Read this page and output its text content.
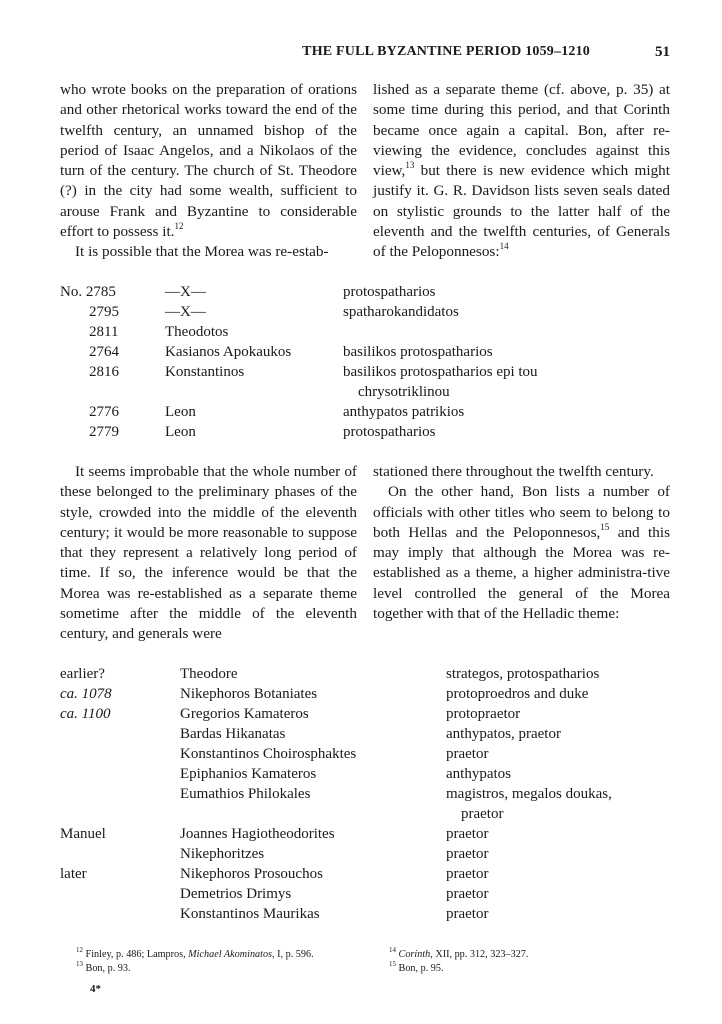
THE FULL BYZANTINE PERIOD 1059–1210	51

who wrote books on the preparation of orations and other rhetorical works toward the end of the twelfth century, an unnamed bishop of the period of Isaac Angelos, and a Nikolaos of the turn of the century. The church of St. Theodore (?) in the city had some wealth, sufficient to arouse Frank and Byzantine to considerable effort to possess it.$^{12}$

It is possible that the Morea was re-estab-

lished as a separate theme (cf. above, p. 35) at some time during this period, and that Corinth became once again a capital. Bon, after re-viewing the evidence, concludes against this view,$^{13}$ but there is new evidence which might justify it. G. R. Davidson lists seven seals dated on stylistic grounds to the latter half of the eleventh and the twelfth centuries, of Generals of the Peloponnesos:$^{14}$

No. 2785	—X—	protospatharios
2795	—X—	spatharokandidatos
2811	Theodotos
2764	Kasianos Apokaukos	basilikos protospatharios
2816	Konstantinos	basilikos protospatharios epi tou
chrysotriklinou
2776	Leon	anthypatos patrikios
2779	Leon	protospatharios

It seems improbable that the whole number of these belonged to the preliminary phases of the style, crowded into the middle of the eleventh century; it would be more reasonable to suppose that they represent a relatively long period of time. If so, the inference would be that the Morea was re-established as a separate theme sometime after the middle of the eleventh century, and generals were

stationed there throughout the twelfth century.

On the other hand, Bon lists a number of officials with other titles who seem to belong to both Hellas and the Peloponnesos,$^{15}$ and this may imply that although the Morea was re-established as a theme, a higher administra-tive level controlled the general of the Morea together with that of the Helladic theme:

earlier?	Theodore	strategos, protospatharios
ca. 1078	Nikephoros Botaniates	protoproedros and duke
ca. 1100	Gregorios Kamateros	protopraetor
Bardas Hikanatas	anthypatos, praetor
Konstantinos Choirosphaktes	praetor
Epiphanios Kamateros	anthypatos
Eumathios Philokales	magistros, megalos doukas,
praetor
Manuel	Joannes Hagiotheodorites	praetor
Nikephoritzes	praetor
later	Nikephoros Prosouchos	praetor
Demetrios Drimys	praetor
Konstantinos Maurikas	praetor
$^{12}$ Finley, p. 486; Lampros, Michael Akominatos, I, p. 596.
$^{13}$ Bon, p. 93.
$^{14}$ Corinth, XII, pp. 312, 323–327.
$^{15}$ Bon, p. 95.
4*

--------------------------------

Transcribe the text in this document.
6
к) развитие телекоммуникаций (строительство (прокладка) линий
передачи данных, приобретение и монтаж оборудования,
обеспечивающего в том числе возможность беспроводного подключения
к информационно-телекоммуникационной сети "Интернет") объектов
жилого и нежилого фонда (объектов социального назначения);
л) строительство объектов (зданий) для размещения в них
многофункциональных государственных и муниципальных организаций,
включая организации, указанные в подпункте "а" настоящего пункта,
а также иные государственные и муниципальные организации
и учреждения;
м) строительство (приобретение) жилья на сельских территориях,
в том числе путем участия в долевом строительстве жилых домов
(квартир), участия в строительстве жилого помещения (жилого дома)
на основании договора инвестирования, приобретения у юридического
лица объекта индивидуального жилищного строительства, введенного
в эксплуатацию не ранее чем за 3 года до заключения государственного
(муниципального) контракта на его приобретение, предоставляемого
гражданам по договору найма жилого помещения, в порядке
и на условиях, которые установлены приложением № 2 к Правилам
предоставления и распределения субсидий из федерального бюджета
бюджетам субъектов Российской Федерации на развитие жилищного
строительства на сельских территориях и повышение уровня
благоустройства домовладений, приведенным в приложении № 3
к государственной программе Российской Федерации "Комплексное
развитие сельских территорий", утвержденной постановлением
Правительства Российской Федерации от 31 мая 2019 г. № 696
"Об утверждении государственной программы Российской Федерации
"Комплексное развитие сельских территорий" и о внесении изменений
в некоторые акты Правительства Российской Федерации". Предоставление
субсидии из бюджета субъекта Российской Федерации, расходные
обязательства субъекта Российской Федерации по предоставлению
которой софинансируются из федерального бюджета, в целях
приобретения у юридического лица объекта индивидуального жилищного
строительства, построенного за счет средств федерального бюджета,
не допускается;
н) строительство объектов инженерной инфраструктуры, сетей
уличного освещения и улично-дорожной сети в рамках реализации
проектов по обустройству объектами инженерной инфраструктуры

--------------------------------

Using the listing above, show every line that includes the string "Kamateros".

ca. 1100	Gregorios Kamateros	protopraetor
Epiphanios Kamateros	anthypatos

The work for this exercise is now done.